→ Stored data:

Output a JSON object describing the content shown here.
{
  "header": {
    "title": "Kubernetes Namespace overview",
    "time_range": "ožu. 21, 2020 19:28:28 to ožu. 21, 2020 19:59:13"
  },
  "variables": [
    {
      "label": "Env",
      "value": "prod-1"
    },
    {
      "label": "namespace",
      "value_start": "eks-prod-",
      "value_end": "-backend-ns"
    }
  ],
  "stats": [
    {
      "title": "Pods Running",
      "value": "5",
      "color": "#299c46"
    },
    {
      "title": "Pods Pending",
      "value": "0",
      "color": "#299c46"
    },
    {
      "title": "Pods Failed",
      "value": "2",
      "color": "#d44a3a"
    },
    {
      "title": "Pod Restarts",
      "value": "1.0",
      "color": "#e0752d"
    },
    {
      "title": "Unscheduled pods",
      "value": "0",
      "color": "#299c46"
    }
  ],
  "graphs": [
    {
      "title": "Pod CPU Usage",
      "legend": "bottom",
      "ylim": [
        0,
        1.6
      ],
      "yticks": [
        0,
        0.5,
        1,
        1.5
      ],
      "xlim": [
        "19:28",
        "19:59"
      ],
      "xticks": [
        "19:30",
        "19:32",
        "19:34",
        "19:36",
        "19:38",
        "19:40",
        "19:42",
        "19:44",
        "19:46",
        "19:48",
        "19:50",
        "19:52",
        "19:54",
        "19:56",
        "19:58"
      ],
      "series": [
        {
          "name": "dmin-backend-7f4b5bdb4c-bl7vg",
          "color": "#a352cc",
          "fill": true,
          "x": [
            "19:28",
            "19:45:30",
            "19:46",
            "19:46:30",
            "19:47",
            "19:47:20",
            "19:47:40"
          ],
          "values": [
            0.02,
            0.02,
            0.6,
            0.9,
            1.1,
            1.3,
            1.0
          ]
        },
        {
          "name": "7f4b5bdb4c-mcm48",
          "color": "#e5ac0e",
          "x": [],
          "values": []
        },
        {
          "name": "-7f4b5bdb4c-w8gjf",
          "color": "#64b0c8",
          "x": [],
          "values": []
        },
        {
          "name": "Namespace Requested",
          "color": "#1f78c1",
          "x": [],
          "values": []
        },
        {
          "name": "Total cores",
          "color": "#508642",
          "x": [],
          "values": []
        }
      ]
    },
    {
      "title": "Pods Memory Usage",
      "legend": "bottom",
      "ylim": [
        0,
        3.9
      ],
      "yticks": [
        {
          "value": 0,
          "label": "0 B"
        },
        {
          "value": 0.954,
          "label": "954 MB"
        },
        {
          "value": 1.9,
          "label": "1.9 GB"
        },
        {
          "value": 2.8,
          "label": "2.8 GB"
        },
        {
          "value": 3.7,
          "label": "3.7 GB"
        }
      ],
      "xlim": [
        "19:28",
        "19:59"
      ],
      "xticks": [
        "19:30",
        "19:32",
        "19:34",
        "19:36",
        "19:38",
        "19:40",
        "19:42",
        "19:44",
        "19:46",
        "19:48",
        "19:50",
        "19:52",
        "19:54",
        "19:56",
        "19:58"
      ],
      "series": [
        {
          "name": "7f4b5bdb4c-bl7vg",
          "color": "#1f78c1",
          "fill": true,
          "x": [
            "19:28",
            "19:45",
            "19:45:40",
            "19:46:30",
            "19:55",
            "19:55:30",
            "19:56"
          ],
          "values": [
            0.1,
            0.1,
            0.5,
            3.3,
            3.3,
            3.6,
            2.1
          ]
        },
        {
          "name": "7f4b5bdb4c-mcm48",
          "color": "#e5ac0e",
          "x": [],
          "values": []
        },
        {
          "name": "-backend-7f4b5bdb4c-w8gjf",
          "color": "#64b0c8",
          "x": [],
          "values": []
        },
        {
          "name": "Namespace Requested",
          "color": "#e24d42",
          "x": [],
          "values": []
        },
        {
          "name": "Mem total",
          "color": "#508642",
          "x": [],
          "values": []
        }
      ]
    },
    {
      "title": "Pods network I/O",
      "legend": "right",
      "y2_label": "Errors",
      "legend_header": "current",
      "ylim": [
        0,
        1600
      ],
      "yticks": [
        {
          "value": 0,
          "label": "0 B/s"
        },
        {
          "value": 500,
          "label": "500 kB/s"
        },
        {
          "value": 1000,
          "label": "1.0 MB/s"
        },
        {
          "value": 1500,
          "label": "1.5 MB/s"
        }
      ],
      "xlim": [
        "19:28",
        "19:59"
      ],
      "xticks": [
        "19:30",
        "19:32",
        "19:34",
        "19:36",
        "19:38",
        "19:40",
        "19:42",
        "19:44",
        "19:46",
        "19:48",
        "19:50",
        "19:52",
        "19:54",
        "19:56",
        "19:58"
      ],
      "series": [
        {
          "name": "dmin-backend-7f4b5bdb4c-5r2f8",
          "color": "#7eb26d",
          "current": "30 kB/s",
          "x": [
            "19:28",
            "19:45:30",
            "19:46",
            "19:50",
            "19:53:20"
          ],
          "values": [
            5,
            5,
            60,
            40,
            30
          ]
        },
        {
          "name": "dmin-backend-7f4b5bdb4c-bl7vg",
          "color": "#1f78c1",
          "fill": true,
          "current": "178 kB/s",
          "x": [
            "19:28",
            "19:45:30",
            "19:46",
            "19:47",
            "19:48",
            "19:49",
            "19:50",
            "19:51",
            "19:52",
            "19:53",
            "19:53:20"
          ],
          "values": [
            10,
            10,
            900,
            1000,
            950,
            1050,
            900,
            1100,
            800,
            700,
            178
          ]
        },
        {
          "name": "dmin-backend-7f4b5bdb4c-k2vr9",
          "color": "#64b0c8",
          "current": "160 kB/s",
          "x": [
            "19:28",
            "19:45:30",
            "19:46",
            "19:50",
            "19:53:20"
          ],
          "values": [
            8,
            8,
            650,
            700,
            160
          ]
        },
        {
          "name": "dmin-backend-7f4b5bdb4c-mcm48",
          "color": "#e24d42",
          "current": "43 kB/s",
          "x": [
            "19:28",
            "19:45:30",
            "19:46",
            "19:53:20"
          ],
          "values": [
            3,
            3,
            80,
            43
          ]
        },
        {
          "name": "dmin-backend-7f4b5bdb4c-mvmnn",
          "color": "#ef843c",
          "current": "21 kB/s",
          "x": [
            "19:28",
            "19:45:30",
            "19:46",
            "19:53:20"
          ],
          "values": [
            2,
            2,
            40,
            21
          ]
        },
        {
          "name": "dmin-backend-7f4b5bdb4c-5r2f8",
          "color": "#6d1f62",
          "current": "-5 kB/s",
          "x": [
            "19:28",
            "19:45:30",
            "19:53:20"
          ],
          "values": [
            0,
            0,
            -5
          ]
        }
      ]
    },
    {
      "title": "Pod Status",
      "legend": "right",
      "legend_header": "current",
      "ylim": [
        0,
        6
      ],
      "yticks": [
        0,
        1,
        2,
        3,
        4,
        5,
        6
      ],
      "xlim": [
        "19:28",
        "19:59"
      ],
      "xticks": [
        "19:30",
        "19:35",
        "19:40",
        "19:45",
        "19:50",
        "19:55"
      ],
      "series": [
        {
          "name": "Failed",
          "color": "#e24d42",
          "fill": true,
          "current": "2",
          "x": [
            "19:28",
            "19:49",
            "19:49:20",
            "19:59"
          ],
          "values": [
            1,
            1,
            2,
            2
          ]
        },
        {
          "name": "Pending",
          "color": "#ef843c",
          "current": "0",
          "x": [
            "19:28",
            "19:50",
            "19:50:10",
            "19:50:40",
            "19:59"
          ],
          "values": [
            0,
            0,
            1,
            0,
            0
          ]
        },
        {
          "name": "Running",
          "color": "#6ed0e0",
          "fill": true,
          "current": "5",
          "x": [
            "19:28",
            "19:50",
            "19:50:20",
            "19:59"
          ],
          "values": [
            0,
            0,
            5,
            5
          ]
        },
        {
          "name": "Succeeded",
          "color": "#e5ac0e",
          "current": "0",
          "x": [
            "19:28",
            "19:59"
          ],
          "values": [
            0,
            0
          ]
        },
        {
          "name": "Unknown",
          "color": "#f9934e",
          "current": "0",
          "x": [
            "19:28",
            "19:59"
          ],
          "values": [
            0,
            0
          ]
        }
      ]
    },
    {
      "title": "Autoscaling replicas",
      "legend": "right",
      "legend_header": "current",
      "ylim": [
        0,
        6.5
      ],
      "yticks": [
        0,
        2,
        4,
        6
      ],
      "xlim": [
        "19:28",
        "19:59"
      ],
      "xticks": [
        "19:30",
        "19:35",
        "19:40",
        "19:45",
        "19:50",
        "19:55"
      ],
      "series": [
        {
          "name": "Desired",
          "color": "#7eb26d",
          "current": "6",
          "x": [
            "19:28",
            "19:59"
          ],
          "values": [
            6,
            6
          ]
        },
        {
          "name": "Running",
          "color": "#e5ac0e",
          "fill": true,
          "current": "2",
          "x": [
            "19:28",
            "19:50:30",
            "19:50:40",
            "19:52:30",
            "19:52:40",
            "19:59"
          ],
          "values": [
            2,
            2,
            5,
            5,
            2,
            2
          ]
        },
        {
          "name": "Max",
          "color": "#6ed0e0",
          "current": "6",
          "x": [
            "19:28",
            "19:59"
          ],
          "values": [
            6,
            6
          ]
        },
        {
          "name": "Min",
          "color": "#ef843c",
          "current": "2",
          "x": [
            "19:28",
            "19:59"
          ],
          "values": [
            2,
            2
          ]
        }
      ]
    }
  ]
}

→ Goal: Only lines with the word "Usage" should be collected from the material.

→ Solution for this exercise:
      "title": "Pod CPU Usage",
      "title": "Pods Memory Usage",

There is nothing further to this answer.